- Direction
Retype the entries verbatim from the first line through the line containing "- ascii-char[interactable]: .: [565, 1402, 606, 1435]", with that line included.

Some entries
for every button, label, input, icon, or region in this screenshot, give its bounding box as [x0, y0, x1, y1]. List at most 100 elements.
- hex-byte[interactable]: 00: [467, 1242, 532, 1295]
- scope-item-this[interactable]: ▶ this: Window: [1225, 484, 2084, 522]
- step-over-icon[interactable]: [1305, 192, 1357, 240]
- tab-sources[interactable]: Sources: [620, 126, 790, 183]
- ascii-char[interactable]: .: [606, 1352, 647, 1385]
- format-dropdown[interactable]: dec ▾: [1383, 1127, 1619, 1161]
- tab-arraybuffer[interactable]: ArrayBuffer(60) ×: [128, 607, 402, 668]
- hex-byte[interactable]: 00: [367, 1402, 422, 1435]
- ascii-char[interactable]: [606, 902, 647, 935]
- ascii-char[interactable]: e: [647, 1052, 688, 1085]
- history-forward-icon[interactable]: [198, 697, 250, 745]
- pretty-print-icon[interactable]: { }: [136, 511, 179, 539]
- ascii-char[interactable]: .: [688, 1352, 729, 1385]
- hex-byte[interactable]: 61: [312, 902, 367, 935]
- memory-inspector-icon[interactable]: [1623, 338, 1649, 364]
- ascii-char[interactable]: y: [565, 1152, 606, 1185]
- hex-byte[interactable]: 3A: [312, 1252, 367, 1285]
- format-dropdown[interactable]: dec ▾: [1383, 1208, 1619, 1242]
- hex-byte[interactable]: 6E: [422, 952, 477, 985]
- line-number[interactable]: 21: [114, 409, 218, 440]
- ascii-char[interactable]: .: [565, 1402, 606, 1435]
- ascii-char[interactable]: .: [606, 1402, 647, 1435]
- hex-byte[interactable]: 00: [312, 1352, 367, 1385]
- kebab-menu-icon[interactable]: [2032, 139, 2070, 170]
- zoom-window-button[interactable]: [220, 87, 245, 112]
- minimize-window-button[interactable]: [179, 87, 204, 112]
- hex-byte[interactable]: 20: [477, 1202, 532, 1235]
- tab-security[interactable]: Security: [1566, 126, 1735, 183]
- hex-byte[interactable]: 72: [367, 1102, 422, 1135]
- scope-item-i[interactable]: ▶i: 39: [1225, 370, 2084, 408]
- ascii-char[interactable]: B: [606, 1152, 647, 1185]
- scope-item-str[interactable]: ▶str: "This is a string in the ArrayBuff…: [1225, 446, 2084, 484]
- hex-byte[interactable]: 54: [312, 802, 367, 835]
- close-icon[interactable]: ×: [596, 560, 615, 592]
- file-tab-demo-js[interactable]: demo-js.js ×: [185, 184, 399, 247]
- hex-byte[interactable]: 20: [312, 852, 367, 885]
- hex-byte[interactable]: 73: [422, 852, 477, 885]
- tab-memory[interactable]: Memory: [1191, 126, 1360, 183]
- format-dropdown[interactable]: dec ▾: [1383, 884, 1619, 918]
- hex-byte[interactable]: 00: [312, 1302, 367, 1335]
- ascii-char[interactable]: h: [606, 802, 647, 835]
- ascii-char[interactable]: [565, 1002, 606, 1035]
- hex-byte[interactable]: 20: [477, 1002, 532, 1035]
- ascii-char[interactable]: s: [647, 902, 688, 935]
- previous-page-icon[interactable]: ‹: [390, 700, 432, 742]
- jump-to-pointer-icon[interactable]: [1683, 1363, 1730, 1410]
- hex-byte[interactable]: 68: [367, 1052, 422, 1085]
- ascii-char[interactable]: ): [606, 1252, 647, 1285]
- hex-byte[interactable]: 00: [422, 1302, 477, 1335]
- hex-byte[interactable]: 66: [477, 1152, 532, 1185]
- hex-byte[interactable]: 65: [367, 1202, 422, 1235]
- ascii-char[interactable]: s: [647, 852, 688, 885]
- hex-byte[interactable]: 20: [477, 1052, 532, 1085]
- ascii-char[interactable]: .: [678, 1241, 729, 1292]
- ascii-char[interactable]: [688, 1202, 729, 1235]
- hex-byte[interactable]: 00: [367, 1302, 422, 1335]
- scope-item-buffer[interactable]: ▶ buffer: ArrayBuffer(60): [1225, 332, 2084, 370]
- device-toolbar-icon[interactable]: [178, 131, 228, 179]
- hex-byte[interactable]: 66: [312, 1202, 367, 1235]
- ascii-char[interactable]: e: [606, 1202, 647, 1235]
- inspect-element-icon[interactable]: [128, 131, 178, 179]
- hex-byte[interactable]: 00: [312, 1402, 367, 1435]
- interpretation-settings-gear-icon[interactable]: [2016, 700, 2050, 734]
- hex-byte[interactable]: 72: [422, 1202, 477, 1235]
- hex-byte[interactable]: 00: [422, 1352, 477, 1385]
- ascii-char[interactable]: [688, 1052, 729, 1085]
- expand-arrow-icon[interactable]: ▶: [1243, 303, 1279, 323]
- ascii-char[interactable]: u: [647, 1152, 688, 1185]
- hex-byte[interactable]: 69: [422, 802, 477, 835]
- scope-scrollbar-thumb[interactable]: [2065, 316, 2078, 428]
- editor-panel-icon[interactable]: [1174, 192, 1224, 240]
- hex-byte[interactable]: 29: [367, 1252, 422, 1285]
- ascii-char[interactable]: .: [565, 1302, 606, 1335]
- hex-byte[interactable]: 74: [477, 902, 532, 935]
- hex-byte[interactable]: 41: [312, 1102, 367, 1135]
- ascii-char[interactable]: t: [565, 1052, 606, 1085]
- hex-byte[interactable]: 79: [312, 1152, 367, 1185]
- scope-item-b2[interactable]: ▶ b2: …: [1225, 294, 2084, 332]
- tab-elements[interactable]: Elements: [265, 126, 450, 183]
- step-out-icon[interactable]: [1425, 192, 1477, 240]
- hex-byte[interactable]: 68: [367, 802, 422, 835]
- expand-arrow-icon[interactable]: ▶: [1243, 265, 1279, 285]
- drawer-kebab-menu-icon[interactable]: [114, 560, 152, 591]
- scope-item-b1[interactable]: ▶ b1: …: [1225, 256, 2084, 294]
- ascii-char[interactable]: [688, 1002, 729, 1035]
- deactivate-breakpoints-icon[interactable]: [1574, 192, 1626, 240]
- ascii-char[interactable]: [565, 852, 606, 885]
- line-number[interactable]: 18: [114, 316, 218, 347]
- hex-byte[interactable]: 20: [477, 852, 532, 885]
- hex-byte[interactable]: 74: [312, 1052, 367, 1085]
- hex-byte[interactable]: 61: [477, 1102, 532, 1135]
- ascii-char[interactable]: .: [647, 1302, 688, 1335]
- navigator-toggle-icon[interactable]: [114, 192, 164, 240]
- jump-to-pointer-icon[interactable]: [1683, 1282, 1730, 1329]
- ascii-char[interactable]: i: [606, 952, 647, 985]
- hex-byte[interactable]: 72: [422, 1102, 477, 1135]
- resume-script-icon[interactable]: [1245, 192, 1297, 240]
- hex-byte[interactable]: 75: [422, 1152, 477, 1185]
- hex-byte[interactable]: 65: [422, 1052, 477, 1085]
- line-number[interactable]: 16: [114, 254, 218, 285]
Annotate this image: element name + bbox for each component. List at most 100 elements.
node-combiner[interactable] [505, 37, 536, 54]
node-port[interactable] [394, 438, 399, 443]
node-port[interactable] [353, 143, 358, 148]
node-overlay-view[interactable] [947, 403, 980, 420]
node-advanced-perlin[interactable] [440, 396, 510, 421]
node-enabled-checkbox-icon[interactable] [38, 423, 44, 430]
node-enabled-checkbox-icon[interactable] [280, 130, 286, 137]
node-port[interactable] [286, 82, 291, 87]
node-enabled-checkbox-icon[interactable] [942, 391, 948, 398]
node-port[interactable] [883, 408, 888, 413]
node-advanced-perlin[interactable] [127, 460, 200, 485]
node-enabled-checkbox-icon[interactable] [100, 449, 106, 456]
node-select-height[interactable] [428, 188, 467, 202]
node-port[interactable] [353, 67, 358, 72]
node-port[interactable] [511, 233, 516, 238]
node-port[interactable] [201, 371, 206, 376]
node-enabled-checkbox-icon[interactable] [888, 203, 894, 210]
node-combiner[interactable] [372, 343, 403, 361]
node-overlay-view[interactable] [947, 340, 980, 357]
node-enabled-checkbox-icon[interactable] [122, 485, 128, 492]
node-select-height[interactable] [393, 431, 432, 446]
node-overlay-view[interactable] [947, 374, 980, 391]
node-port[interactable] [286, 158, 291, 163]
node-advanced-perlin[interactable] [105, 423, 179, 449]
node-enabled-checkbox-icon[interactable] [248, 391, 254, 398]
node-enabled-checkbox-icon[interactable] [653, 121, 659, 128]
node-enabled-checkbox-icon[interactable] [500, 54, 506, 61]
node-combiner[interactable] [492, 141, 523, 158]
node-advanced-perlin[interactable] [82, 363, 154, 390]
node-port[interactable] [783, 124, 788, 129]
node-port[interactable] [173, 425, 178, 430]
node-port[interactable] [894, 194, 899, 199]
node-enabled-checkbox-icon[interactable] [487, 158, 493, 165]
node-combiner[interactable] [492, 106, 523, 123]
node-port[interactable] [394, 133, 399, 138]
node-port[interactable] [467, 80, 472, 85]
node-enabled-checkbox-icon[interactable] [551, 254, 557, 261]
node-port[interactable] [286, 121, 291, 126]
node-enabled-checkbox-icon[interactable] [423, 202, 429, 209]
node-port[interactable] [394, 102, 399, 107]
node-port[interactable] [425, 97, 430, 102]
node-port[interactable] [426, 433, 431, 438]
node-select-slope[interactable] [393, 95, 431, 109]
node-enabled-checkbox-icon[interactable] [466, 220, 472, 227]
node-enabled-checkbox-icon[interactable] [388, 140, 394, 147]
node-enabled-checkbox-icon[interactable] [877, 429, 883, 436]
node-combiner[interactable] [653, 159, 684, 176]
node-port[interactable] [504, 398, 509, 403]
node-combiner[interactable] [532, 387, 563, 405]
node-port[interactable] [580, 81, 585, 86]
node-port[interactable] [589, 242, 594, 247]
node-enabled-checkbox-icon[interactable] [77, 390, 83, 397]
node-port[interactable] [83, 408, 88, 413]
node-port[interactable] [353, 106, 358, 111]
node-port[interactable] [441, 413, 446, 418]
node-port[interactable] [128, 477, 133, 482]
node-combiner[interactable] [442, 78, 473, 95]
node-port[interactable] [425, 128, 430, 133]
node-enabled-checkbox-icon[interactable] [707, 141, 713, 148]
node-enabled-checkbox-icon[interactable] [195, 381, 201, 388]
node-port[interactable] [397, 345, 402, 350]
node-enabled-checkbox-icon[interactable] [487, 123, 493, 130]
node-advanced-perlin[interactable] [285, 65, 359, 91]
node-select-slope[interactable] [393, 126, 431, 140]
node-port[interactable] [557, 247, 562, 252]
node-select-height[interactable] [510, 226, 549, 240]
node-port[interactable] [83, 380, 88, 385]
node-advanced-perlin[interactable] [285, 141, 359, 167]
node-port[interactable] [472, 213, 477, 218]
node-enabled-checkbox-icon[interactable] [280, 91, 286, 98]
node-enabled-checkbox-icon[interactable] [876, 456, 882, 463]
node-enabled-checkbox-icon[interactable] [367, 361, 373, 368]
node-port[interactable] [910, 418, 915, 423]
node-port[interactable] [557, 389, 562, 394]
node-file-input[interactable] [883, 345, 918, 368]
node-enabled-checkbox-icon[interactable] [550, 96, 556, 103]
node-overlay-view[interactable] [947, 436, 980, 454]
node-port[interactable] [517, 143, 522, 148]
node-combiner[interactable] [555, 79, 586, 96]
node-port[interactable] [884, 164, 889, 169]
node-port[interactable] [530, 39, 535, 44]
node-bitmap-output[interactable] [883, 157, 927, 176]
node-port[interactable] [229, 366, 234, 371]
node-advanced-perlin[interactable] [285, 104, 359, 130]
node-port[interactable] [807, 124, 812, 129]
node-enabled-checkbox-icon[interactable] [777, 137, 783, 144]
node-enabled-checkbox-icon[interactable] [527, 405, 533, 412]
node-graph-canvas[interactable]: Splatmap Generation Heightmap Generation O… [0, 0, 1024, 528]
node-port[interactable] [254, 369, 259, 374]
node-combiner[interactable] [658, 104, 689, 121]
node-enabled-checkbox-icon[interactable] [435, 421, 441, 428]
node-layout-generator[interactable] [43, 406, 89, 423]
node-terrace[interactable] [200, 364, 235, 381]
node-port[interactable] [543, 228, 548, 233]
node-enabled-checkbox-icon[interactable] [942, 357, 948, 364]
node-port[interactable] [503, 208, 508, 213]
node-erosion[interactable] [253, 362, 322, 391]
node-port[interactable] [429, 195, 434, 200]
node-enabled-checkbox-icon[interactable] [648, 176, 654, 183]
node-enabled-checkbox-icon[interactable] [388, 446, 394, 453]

- Complete output
for every button, label, input, icon, or region in this screenshot, give its bounding box as [x0, y0, x1, y1]. List at most 100 elements.
- hex-byte[interactable]: 00: [467, 1242, 532, 1295]
- scope-item-this[interactable]: ▶ this: Window: [1225, 484, 2084, 522]
- step-over-icon[interactable]: [1305, 192, 1357, 240]
- tab-sources[interactable]: Sources: [620, 126, 790, 183]
- ascii-char[interactable]: .: [606, 1352, 647, 1385]
- format-dropdown[interactable]: dec ▾: [1383, 1127, 1619, 1161]
- tab-arraybuffer[interactable]: ArrayBuffer(60) ×: [128, 607, 402, 668]
- hex-byte[interactable]: 00: [367, 1402, 422, 1435]
- ascii-char[interactable]: [606, 902, 647, 935]
- ascii-char[interactable]: e: [647, 1052, 688, 1085]
- history-forward-icon[interactable]: [198, 697, 250, 745]
- pretty-print-icon[interactable]: { }: [136, 511, 179, 539]
- ascii-char[interactable]: .: [688, 1352, 729, 1385]
- hex-byte[interactable]: 61: [312, 902, 367, 935]
- memory-inspector-icon[interactable]: [1623, 338, 1649, 364]
- ascii-char[interactable]: y: [565, 1152, 606, 1185]
- hex-byte[interactable]: 3A: [312, 1252, 367, 1285]
- format-dropdown[interactable]: dec ▾: [1383, 1208, 1619, 1242]
- hex-byte[interactable]: 6E: [422, 952, 477, 985]
- line-number[interactable]: 21: [114, 409, 218, 440]
- ascii-char[interactable]: .: [565, 1402, 606, 1435]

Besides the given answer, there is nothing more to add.